Fragmento de página:
□ □ □ □ □ □ □
El control social de las pandillas impuesto a las comunidades va desde el color de ropa utilizado en ciertos territorios, los números en la vestimenta, las entradas y salidas de familiares de los barrios y en el placaso, grafitis de los pandilleros hechos en las paredes de alguna casa. Los dueños del inmueble no pueden borrarlo, de hacerlo se exponen a ser asesinados o son desplazados, y en el 2016, según la Policía, 2.400 personas abandonaron sus hogares por presión de los pandilleros. En las colonias, imperan los maras, y la ley del silencio.
La renta, su mejor recurso
Todas las tardes después de hacer su ronda por la calle de Cristo Redentor, en el centro de San Salvador, un pandillero conocido como “Iguano” se sienta en primera fila de la iglesia que hace el culto en un container de un camión.
□ □ □ □ □ □ □
Datos proporcionados:
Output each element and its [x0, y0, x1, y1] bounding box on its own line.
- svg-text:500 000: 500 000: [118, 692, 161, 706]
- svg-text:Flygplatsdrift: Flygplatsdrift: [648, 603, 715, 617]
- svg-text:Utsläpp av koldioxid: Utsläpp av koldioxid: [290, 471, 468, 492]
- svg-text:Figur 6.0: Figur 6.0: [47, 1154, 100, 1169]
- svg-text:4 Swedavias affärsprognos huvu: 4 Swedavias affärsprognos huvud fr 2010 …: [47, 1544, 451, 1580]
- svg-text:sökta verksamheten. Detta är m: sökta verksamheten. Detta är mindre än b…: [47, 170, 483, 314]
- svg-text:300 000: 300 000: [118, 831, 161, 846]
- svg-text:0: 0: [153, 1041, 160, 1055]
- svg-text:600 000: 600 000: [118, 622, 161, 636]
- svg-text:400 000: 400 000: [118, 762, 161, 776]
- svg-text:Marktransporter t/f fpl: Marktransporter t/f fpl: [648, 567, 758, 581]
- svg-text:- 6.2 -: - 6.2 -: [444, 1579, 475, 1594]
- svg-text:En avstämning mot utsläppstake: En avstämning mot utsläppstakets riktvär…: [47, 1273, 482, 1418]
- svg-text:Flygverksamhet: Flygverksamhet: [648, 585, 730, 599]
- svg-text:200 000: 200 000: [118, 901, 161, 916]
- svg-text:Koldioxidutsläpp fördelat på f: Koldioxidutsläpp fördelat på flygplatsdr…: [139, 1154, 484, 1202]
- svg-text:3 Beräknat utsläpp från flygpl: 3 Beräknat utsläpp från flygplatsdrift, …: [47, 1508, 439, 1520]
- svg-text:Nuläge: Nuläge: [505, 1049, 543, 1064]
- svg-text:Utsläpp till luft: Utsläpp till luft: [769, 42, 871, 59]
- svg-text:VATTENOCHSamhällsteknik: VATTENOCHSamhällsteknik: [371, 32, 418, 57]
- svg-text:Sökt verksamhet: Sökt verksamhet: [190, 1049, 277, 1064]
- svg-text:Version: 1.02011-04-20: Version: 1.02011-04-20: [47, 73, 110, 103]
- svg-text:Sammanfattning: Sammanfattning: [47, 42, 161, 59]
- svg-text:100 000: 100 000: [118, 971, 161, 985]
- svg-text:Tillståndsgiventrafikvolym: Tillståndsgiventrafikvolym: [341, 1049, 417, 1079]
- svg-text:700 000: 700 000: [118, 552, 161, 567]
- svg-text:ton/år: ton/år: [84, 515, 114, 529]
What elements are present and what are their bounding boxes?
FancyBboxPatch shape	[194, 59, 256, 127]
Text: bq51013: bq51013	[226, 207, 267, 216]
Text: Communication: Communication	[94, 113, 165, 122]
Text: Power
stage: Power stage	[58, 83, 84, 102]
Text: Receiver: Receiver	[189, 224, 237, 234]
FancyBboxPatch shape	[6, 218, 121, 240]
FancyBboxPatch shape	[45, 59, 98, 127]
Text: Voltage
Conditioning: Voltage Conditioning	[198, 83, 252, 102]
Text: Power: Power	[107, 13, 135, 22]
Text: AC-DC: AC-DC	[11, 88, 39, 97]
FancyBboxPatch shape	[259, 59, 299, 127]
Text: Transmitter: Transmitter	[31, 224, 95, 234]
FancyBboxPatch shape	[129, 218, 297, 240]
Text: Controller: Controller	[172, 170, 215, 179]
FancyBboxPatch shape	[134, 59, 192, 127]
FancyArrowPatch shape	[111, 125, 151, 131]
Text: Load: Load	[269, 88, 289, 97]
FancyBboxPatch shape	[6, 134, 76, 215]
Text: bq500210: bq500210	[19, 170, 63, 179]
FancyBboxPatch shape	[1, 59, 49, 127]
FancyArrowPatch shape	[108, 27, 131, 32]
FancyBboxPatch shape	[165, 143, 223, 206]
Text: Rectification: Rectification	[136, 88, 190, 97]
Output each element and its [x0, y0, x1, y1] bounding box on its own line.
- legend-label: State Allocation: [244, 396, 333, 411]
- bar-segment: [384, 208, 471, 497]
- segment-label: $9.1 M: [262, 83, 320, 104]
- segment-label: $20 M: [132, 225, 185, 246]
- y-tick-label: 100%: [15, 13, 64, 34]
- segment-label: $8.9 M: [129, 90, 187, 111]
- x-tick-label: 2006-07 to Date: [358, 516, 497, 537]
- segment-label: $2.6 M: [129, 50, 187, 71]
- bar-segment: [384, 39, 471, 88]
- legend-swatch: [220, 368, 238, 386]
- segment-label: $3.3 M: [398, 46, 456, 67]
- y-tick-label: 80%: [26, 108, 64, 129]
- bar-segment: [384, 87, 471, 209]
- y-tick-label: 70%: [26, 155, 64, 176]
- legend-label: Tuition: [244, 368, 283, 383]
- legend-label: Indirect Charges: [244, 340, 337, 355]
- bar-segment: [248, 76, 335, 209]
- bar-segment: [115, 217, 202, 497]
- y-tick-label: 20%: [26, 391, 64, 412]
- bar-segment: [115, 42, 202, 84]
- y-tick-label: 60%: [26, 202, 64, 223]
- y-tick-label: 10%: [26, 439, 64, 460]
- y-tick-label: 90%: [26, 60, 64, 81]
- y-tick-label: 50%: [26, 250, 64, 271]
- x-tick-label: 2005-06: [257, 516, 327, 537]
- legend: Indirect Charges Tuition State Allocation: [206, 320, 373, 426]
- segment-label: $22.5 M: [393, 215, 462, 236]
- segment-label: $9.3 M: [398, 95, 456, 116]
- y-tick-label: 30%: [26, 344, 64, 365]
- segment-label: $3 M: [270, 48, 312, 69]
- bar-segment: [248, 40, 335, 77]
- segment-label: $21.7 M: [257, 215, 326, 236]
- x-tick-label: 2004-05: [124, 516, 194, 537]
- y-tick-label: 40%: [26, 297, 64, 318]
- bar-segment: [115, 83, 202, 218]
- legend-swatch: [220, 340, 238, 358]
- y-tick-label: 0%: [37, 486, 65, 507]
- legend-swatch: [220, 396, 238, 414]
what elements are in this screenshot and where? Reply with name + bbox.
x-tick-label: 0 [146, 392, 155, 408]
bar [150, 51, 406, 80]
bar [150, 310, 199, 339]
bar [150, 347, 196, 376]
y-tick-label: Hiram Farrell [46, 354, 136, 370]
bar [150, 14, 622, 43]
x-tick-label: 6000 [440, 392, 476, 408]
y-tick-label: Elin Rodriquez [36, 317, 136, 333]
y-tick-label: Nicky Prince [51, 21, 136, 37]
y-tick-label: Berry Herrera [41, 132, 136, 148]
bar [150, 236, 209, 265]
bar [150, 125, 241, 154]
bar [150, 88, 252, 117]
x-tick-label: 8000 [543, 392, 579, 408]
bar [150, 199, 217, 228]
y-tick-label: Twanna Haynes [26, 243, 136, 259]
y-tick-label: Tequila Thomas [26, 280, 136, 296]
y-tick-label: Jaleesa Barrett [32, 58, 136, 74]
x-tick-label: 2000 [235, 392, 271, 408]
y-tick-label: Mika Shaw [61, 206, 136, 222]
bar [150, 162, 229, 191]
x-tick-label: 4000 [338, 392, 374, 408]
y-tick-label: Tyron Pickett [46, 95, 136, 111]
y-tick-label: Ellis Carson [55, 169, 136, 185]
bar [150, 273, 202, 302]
□ □ □ □ □ □ □
Ejercicio 1: Según el fragmento sobre las pandillas, ¿cuántas personas abandonaron sus hogares en 2016 por presión de los pandilleros, de acuerdo con la Policía?
Ejercicio 2: Duplica sin cambios la parte del fragmento sobre las pandillas que empieza en las palabras "La renta, su" y termina después de "de un camión.".

Espacio de respuesta 1: 2.400 personas.

Espacio de respuesta 2:
La renta, su mejor recurso
Todas las tardes después de hacer su ronda por la calle de Cristo Redentor, en el centro de San Salvador, un pandillero conocido como “Iguano” se sienta en primera fila de la iglesia que hace el culto en un container de un camión.